--- Begin Input records ---

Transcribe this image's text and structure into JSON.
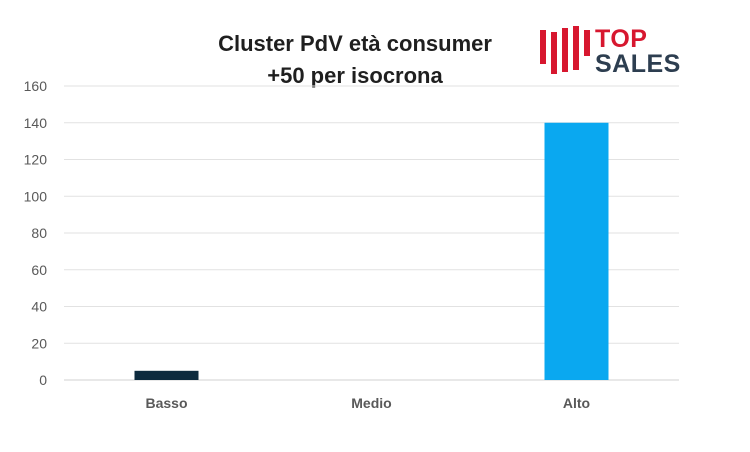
{
  "chart_data": {
    "type": "bar",
    "title_line1": "Cluster PdV età consumer",
    "title_line2": "+50 per isocrona",
    "categories": [
      "Basso",
      "Medio",
      "Alto"
    ],
    "values": [
      5,
      0,
      140
    ],
    "colors": [
      "#0d2b3e",
      "#0d2b3e",
      "#0aa8f0"
    ],
    "ylim": [
      0,
      160
    ],
    "yticks": [
      0,
      20,
      40,
      60,
      80,
      100,
      120,
      140,
      160
    ],
    "grid": true,
    "xlabel": "",
    "ylabel": ""
  },
  "logo": {
    "line1": "TOP",
    "line2": "SALES",
    "red": "#d7172f",
    "dark": "#2d3e50"
  }
}
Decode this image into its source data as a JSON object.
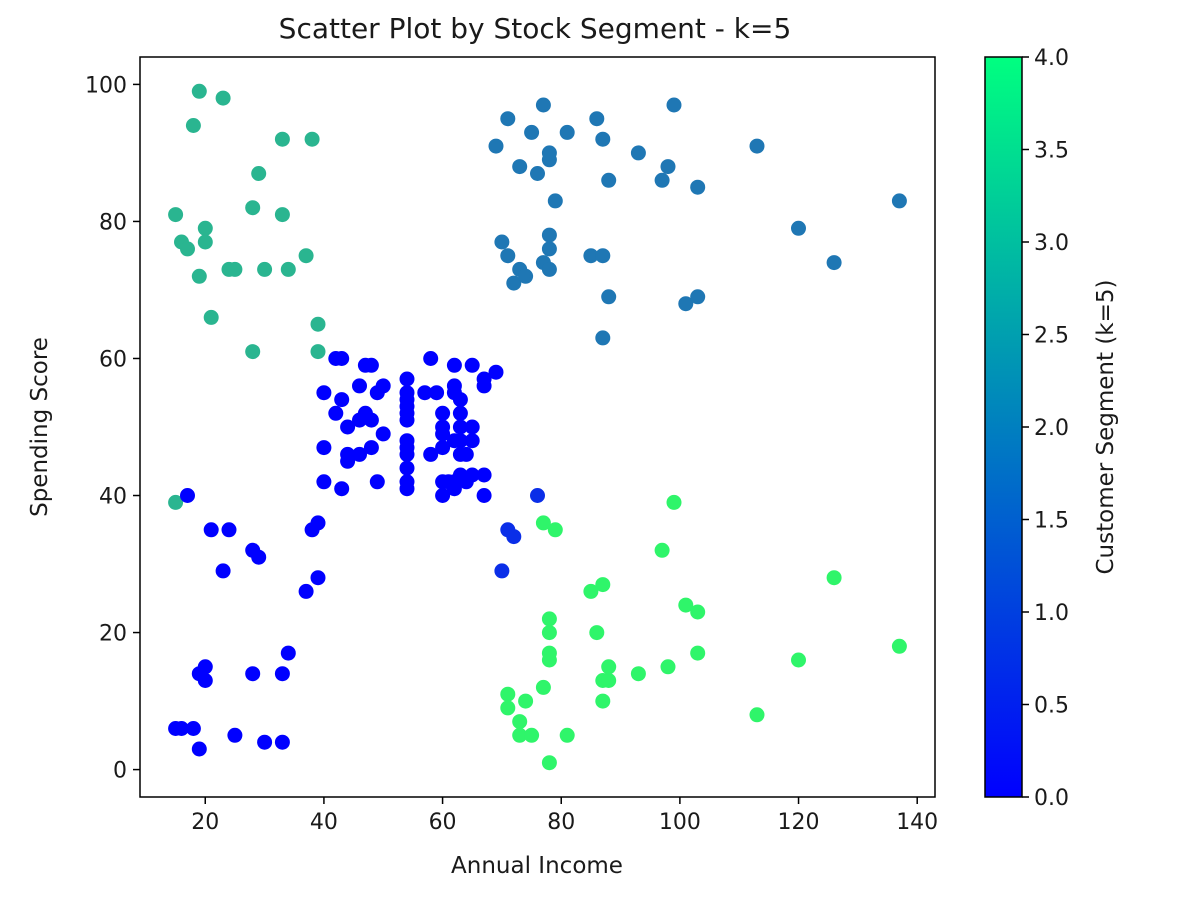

--- End Input records ---

Leave out the pictures and output the rest of the material exactly as written.

◆ Response ◆
Transcribe this image's text and structure into JSON.
{
  "chart_data": {
    "type": "bar",
    "title_line1": "Cluster PdV età consumer",
    "title_line2": "+50 per isocrona",
    "categories": [
      "Basso",
      "Medio",
      "Alto"
    ],
    "values": [
      5,
      0,
      140
    ],
    "colors": [
      "#0d2b3e",
      "#0d2b3e",
      "#0aa8f0"
    ],
    "ylim": [
      0,
      160
    ],
    "yticks": [
      0,
      20,
      40,
      60,
      80,
      100,
      120,
      140,
      160
    ],
    "grid": true,
    "xlabel": "",
    "ylabel": ""
  },
  "logo": {
    "line1": "TOP",
    "line2": "SALES",
    "red": "#d7172f",
    "dark": "#2d3e50"
  }
}
Decode this image into its source data as a JSON object.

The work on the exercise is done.